All entries should be output exactly as they stand.
====
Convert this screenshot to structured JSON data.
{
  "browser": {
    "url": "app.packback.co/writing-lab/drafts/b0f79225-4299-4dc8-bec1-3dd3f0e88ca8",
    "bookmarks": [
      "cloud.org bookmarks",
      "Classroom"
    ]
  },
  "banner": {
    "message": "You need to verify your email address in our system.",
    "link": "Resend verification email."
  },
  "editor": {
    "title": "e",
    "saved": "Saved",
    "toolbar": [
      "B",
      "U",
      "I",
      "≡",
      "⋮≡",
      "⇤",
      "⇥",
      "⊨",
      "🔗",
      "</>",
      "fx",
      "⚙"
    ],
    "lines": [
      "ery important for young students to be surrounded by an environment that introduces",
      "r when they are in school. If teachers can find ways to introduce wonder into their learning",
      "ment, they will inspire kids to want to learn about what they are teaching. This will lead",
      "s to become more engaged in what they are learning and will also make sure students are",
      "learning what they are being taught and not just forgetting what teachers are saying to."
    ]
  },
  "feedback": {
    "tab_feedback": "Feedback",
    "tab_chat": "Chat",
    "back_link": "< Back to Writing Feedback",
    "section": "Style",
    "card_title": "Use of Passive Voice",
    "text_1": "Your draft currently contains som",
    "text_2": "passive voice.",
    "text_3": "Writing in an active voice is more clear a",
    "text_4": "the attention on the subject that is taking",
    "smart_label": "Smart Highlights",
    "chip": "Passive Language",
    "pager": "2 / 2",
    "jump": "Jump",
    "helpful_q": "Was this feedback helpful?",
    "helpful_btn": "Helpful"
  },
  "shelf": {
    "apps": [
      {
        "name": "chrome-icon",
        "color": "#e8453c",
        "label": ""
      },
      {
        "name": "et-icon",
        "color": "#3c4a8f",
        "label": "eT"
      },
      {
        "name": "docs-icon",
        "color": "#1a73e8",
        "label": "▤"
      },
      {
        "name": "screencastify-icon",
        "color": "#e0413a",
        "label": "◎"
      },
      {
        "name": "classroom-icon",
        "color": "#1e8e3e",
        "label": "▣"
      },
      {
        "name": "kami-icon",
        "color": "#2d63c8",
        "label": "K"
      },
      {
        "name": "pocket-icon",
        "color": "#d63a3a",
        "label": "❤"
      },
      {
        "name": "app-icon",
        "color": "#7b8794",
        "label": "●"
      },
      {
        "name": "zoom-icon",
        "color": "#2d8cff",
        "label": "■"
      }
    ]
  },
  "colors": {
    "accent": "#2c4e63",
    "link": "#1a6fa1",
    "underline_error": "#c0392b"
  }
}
====
Reply:
Convert this screenshot to structured JSON data.
{
  "browser": {
    "url": "app.packback.co/writing-lab/drafts/b0f79225-4299-4dc8-bec1-3dd3f0e88ca8",
    "bookmarks": [
      "cloud.org bookmarks",
      "Classroom"
    ]
  },
  "banner": {
    "message": "You need to verify your email address in our system.",
    "link": "Resend verification email."
  },
  "editor": {
    "title": "e",
    "saved": "Saved",
    "toolbar": [
      "B",
      "U",
      "I",
      "≡",
      "⋮≡",
      "⇤",
      "⇥",
      "⊨",
      "🔗",
      "</>",
      "fx",
      "⚙"
    ],
    "lines": [
      "ery important for young students to be surrounded by an environment that introduces",
      "r when they are in school. If teachers can find ways to introduce wonder into their learning",
      "ment, they will inspire kids to want to learn about what they are teaching. This will lead",
      "s to become more engaged in what they are learning and will also make sure students are",
      "learning what they are being taught and not just forgetting what teachers are saying to."
    ]
  },
  "feedback": {
    "tab_feedback": "Feedback",
    "tab_chat": "Chat",
    "back_link": "< Back to Writing Feedback",
    "section": "Style",
    "card_title": "Use of Passive Voice",
    "text_1": "Your draft currently contains som",
    "text_2": "passive voice.",
    "text_3": "Writing in an active voice is more clear a",
    "text_4": "the attention on the subject that is taking",
    "smart_label": "Smart Highlights",
    "chip": "Passive Language",
    "pager": "2 / 2",
    "jump": "Jump",
    "helpful_q": "Was this feedback helpful?",
    "helpful_btn": "Helpful"
  },
  "shelf": {
    "apps": [
      {
        "name": "chrome-icon",
        "color": "#e8453c",
        "label": ""
      },
      {
        "name": "et-icon",
        "color": "#3c4a8f",
        "label": "eT"
      },
      {
        "name": "docs-icon",
        "color": "#1a73e8",
        "label": "▤"
      },
      {
        "name": "screencastify-icon",
        "color": "#e0413a",
        "label": "◎"
      },
      {
        "name": "classroom-icon",
        "color": "#1e8e3e",
        "label": "▣"
      },
      {
        "name": "kami-icon",
        "color": "#2d63c8",
        "label": "K"
      },
      {
        "name": "pocket-icon",
        "color": "#d63a3a",
        "label": "❤"
      },
      {
        "name": "app-icon",
        "color": "#7b8794",
        "label": "●"
      },
      {
        "name": "zoom-icon",
        "color": "#2d8cff",
        "label": "■"
      }
    ]
  },
  "colors": {
    "accent": "#2c4e63",
    "link": "#1a6fa1",
    "underline_error": "#c0392b"
  }
}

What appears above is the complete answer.